**Set task**
Print all of the data exactly.

**Input records**

┄┄┄┄┄┄┄┄┄┄┄┄┄┄┄┄┄┄┄┄

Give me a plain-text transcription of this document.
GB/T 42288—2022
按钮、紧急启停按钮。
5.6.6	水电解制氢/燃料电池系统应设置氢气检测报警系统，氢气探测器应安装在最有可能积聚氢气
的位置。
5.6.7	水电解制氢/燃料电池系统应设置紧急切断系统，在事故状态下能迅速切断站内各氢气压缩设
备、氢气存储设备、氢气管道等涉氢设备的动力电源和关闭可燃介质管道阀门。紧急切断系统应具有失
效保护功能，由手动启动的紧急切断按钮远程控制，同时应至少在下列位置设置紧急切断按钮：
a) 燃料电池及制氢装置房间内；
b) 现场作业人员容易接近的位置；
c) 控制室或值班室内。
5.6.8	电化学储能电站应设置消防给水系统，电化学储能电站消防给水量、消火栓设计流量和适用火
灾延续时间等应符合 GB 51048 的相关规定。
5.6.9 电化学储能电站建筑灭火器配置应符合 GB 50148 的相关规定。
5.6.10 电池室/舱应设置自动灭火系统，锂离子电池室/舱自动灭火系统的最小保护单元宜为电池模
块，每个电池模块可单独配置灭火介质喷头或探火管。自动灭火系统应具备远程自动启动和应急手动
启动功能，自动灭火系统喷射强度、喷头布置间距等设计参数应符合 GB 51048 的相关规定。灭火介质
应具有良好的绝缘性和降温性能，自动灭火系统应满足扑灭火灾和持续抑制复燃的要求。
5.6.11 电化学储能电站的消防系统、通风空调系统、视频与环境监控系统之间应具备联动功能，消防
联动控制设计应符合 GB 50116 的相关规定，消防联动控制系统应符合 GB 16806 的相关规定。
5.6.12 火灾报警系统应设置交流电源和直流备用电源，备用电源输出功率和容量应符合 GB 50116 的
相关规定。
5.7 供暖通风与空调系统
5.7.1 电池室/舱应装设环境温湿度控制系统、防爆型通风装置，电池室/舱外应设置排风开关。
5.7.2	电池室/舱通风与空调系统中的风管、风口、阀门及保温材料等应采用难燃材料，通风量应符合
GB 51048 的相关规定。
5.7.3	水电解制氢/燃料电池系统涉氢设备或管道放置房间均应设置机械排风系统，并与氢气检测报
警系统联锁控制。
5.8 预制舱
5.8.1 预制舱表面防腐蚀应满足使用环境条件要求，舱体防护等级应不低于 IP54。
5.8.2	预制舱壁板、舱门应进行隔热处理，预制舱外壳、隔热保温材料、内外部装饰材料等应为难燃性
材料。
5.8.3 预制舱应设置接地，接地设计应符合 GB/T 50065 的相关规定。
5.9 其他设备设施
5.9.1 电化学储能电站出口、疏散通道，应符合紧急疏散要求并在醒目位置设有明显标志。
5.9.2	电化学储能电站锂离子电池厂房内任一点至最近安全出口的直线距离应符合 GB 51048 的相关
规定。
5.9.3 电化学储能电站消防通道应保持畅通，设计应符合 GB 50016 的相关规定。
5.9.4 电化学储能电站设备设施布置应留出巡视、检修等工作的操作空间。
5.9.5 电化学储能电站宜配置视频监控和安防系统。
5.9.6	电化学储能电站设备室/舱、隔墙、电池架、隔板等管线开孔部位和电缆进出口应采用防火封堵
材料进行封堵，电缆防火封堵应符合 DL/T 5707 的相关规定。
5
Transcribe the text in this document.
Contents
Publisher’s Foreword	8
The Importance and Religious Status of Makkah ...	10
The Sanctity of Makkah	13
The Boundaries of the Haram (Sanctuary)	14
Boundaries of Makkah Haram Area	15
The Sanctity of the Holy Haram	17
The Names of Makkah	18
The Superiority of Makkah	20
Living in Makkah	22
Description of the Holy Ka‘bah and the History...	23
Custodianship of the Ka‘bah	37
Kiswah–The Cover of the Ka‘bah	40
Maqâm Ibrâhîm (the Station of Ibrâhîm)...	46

┄┄┄┄┄┄┄┄┄┄┄┄┄┄┄┄┄┄┄┄

**Answer**
Give me a plain-text transcription of this document.
GB/T 42288—2022
按钮、紧急启停按钮。
5.6.6	水电解制氢/燃料电池系统应设置氢气检测报警系统，氢气探测器应安装在最有可能积聚氢气
的位置。
5.6.7	水电解制氢/燃料电池系统应设置紧急切断系统，在事故状态下能迅速切断站内各氢气压缩设
备、氢气存储设备、氢气管道等涉氢设备的动力电源和关闭可燃介质管道阀门。紧急切断系统应具有失
效保护功能，由手动启动的紧急切断按钮远程控制，同时应至少在下列位置设置紧急切断按钮：
a) 燃料电池及制氢装置房间内；
b) 现场作业人员容易接近的位置；
c) 控制室或值班室内。
5.6.8	电化学储能电站应设置消防给水系统，电化学储能电站消防给水量、消火栓设计流量和适用火
灾延续时间等应符合 GB 51048 的相关规定。
5.6.9 电化学储能电站建筑灭火器配置应符合 GB 50148 的相关规定。
5.6.10 电池室/舱应设置自动灭火系统，锂离子电池室/舱自动灭火系统的最小保护单元宜为电池模
块，每个电池模块可单独配置灭火介质喷头或探火管。自动灭火系统应具备远程自动启动和应急手动
启动功能，自动灭火系统喷射强度、喷头布置间距等设计参数应符合 GB 51048 的相关规定。灭火介质
应具有良好的绝缘性和降温性能，自动灭火系统应满足扑灭火灾和持续抑制复燃的要求。
5.6.11 电化学储能电站的消防系统、通风空调系统、视频与环境监控系统之间应具备联动功能，消防
联动控制设计应符合 GB 50116 的相关规定，消防联动控制系统应符合 GB 16806 的相关规定。
5.6.12 火灾报警系统应设置交流电源和直流备用电源，备用电源输出功率和容量应符合 GB 50116 的
相关规定。
5.7 供暖通风与空调系统
5.7.1 电池室/舱应装设环境温湿度控制系统、防爆型通风装置，电池室/舱外应设置排风开关。
5.7.2	电池室/舱通风与空调系统中的风管、风口、阀门及保温材料等应采用难燃材料，通风量应符合
GB 51048 的相关规定。
5.7.3	水电解制氢/燃料电池系统涉氢设备或管道放置房间均应设置机械排风系统，并与氢气检测报
警系统联锁控制。
5.8 预制舱
5.8.1 预制舱表面防腐蚀应满足使用环境条件要求，舱体防护等级应不低于 IP54。
5.8.2	预制舱壁板、舱门应进行隔热处理，预制舱外壳、隔热保温材料、内外部装饰材料等应为难燃性
材料。
5.8.3 预制舱应设置接地，接地设计应符合 GB/T 50065 的相关规定。
5.9 其他设备设施
5.9.1 电化学储能电站出口、疏散通道，应符合紧急疏散要求并在醒目位置设有明显标志。
5.9.2	电化学储能电站锂离子电池厂房内任一点至最近安全出口的直线距离应符合 GB 51048 的相关
规定。
5.9.3 电化学储能电站消防通道应保持畅通，设计应符合 GB 50016 的相关规定。
5.9.4 电化学储能电站设备设施布置应留出巡视、检修等工作的操作空间。
5.9.5 电化学储能电站宜配置视频监控和安防系统。
5.9.6	电化学储能电站设备室/舱、隔墙、电池架、隔板等管线开孔部位和电缆进出口应采用防火封堵
材料进行封堵，电缆防火封堵应符合 DL/T 5707 的相关规定。
5
Transcribe the text in this document.
Contents
Publisher’s Foreword	8
The Importance and Religious Status of Makkah ...	10
The Sanctity of Makkah	13
The Boundaries of the Haram (Sanctuary)	14
Boundaries of Makkah Haram Area	15
The Sanctity of the Holy Haram	17
The Names of Makkah	18
The Superiority of Makkah	20
Living in Makkah	22
Description of the Holy Ka‘bah and the History...	23
Custodianship of the Ka‘bah	37
Kiswah–The Cover of the Ka‘bah	40
Maqâm Ibrâhîm (the Station of Ibrâhîm)...	46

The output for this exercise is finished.